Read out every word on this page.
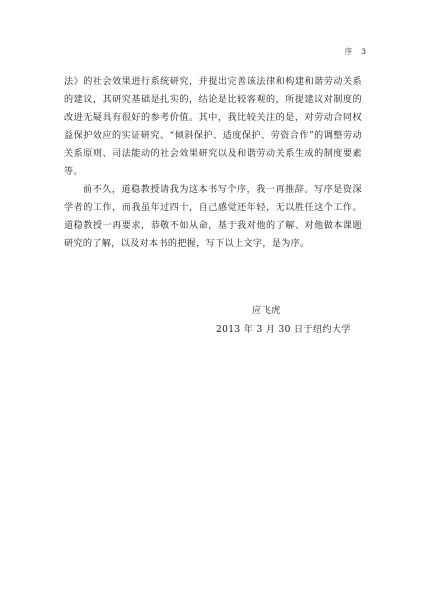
序 3

法》的社会效果进行系统研究，并提出完善该法律和构建和谐劳动关系的建议，其研究基础是扎实的，结论是比较客观的，所提建议对制度的改进无疑具有很好的参考价值。其中，我比较关注的是，对劳动合同权益保护效应的实证研究、“倾斜保护、适度保护、劳资合作”的调整劳动关系原则、司法能动的社会效果研究以及和谐劳动关系生成的制度要素等。

前不久，道稳教授请我为这本书写个序，我一再推辞。写序是资深学者的工作，而我虽年过四十，自己感觉还年轻，无以胜任这个工作。道稳教授一再要求，恭敬不如从命，基于我对他的了解、对他做本课题研究的了解，以及对本书的把握，写下以上文字，是为序。

应飞虎
2013 年 3 月 30 日于纽约大学
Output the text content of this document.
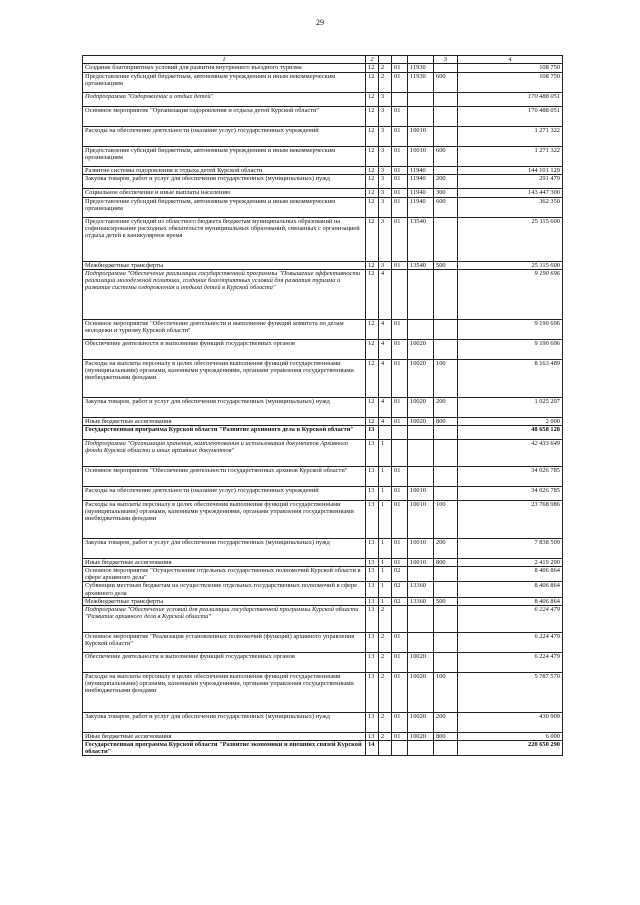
29
1	2				3	4
Создание благоприятных условий для развития внутреннего въездного туризма	12	2	01	11930		108 750
Предоставление субсидий бюджетным, автономным учреждениям и иным некоммерческим организациям	12	2	01	11930	600	108 750
Подпрограмма "Оздоровление и отдых детей"	12	3				170 488 051
Основное мероприятие "Организация оздоровления и отдыха детей Курской области"	12	3	01			170 488 051
Расходы на обеспечение деятельности (оказание услуг) государственных учреждений	12	3	01	10010		1 271 322
Предоставление субсидий бюджетным, автономным учреждениям и иным некоммерческим организациям	12	3	01	10010	600	1 271 322
Развитие системы оздоровления и отдыха детей Курской области	12	3	01	11940		144 101 129
Закупка товаров, работ и услуг для обеспечения государственных (муниципальных) нужд	12	3	01	11940	200	291 479
Социальное обеспечение и иные выплаты населению	12	3	01	11940	300	143 447 300
Предоставление субсидий бюджетным, автономным учреждениям и иным некоммерческим организациям	12	3	01	11940	600	362 350
Предоставление субсидий из областного бюджета бюджетам муниципальных образований на софинансирование расходных обязательств муниципальных образований, связанных с организацией отдыха детей в каникулярное время	12	3	01	13540		25 115 600
Межбюджетные трансферты	12	3	01	13540	500	25 115 600
Подпрограмма "Обеспечение реализации государственной программы "Повышение эффективности реализации молодежной политики, создание благоприятных условий для развития туризма и развитие системы оздоровления и отдыха детей в Курской области"	12	4				9 190 696
Основное мероприятие "Обеспечение деятельности и выполнение функций комитета по делам молодежи и туризму Курской области"	12	4	01			9 190 696
Обеспечение деятельности и выполнение функций государственных органов	12	4	01	10020		9 190 696
Расходы на выплаты персоналу в целях обеспечения выполнения функций государственными (муниципальными) органами, казенными учреждениями, органами управления государственными внебюджетными фондами	12	4	01	10020	100	8 163 489
Закупка товаров, работ и услуг для обеспечения государственных (муниципальных) нужд	12	4	01	10020	200	1 025 207
Иные бюджетные ассигнования	12	4	01	10020	800	2 000
Государственная программа Курской области "Развитие архивного дела в Курской области"	13					48 658 128
Подпрограмма "Организация хранения, комплектования и использования документов Архивного фонда Курской области и иных архивных документов"	13	1				42 433 649
Основное мероприятие "Обеспечение деятельности государственных архивов Курской области"	13	1	01			34 026 785
Расходы на обеспечение деятельности (оказание услуг) государственных учреждений	13	1	01	10010		34 026 785
Расходы на выплаты персоналу в целях обеспечения выполнения функций государственными (муниципальными) органами, казенными учреждениями, органами управления государственными внебюджетными фондами	13	1	01	10010	100	23 768 986
Закупка товаров, работ и услуг для обеспечения государственных (муниципальных) нужд	13	1	01	10010	200	7 838 509
Иные бюджетные ассигнования	13	1	01	10010	800	2 419 290
Основное мероприятие "Осуществление отдельных государственных полномочий Курской области в сфере архивного дела"	13	1	02			8 406 864
Субвенции местным бюджетам на осуществление отдельных государственных полномочий в сфере архивного дела	13	1	02	13360		8 406 864
Межбюджетные трансферты	13	1	02	13360	500	8 406 864
Подпрограмма "Обеспечение условий для реализации государственной программы Курской области "Развитие архивного дела в Курской области"	13	2				6 224 479
Основное мероприятие "Реализация установленных полномочий (функций) архивного управления Курской области"	13	2	01			6 224 479
Обеспечение деятельности и выполнение функций государственных органов	13	2	01	10020		6 224 479
Расходы на выплаты персоналу в целях обеспечения выполнения функций государственными (муниципальными) органами, казенными учреждениями, органами управления государственными внебюджетными фондами	13	2	01	10020	100	5 787 570
Закупка товаров, работ и услуг для обеспечения государственных (муниципальных) нужд	13	2	01	10020	200	430 909
Иные бюджетные ассигнования	13	2	01	10020	800	6 000
Государственная программа Курской области "Развитие экономики и внешних связей Курской области"	14					220 650 290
********
* _Stated task_
Filter the listing above by the word "туризма"; copy each line that passes.

* _Task answer_
Создание благоприятных условий для развития внутреннего въездного туризма	12	2	01	11930		108 750
Подпрограмма "Обеспечение реализации государственной программы "Повышение эффективности реализации молодежной политики, создание благоприятных условий для развития туризма и развитие системы оздоровления и отдыха детей в Курской области"	12	4				9 190 696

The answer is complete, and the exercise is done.